Instructions for the task
Images are not part of the copy; write out the rest of the data exactly as given.

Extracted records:
::::::

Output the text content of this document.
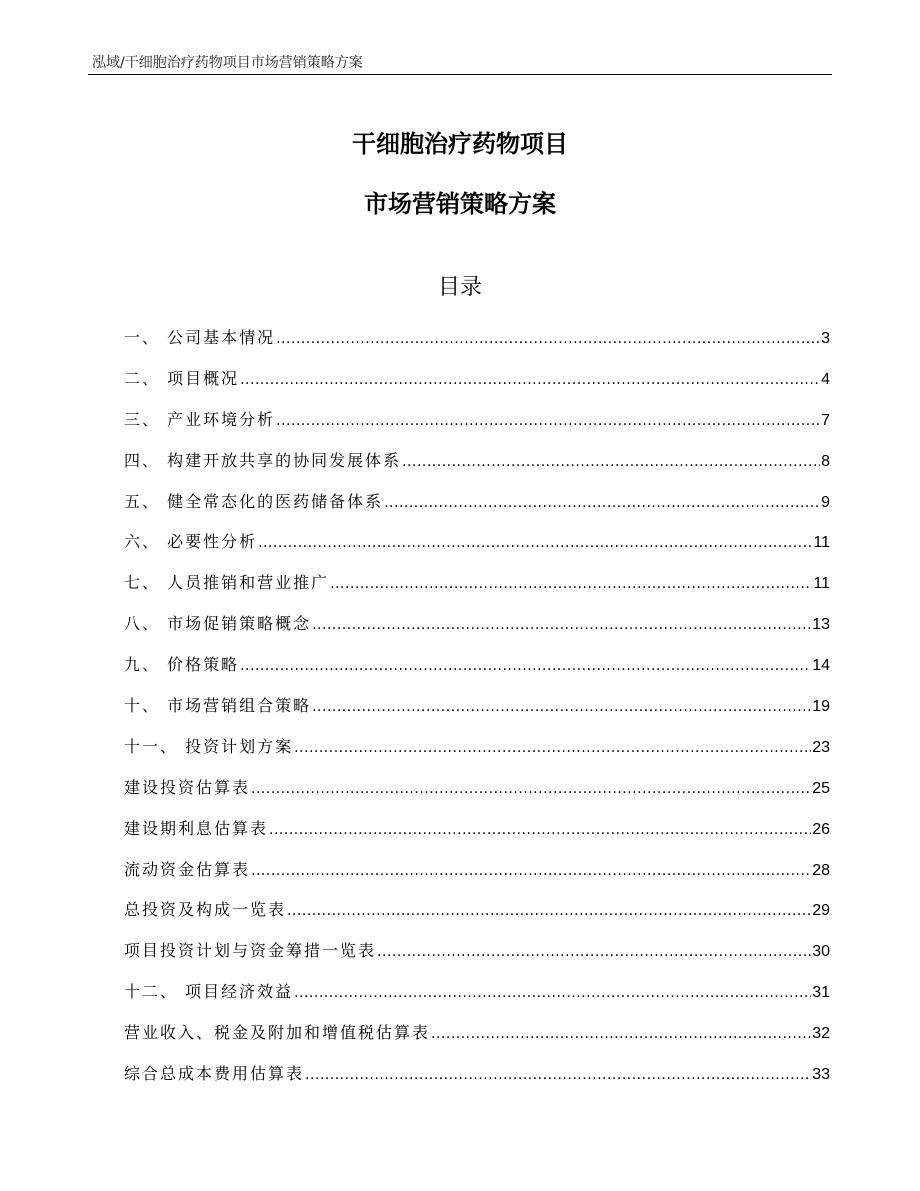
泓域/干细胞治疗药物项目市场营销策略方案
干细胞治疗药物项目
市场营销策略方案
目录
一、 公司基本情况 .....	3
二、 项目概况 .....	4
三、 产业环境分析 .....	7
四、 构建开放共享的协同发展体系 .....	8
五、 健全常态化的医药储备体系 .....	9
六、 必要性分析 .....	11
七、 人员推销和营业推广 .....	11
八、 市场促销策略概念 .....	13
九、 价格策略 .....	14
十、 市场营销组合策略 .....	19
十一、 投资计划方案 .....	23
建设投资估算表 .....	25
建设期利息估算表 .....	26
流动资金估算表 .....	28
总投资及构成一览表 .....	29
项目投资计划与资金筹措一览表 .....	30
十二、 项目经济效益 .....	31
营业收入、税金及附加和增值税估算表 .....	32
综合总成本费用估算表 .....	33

::::::

Task response
Output the text content of this document.
泓域/干细胞治疗药物项目市场营销策略方案
干细胞治疗药物项目
市场营销策略方案
目录
一、 公司基本情况 .....	3
二、 项目概况 .....	4
三、 产业环境分析 .....	7
四、 构建开放共享的协同发展体系 .....	8
五、 健全常态化的医药储备体系 .....	9
六、 必要性分析 .....	11
七、 人员推销和营业推广 .....	11
八、 市场促销策略概念 .....	13
九、 价格策略 .....	14
十、 市场营销组合策略 .....	19
十一、 投资计划方案 .....	23
建设投资估算表 .....	25
建设期利息估算表 .....	26
流动资金估算表 .....	28
总投资及构成一览表 .....	29
项目投资计划与资金筹措一览表 .....	30
十二、 项目经济效益 .....	31
营业收入、税金及附加和增值税估算表 .....	32
综合总成本费用估算表 .....	33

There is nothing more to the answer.